WHAT THE TASK ASKS:
Lines containing the word "text" are to be located and copied.

————————

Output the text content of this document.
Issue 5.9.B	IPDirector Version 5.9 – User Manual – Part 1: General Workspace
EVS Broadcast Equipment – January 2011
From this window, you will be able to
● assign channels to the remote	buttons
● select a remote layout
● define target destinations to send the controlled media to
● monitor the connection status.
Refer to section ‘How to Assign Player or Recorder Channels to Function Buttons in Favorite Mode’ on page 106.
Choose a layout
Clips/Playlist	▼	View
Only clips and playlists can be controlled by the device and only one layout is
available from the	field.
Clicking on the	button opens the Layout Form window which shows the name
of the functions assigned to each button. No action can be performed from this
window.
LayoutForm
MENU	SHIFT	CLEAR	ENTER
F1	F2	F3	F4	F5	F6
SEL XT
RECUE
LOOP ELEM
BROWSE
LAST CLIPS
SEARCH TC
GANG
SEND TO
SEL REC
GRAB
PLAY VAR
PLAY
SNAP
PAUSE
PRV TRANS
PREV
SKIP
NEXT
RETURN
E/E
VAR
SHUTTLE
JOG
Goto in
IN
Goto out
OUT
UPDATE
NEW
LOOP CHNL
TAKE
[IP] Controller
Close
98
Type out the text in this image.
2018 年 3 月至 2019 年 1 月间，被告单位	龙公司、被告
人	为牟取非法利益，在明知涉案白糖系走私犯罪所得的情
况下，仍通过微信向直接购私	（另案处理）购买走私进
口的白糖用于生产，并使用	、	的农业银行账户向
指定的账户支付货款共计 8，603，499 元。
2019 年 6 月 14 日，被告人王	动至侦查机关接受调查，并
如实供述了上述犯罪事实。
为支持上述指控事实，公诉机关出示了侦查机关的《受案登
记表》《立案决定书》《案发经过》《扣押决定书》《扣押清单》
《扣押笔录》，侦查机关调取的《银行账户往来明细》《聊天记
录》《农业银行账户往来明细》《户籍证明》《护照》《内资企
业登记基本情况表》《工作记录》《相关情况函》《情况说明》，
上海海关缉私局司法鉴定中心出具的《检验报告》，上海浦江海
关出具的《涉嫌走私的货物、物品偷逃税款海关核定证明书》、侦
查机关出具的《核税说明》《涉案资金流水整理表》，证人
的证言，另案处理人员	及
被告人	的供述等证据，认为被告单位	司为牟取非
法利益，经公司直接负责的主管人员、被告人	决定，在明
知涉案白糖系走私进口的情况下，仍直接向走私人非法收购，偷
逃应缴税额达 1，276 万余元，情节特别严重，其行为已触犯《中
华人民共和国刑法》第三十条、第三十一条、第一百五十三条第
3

————————

CORRECT ANSWER:
Output the text content of this document.
Type out the text in this image.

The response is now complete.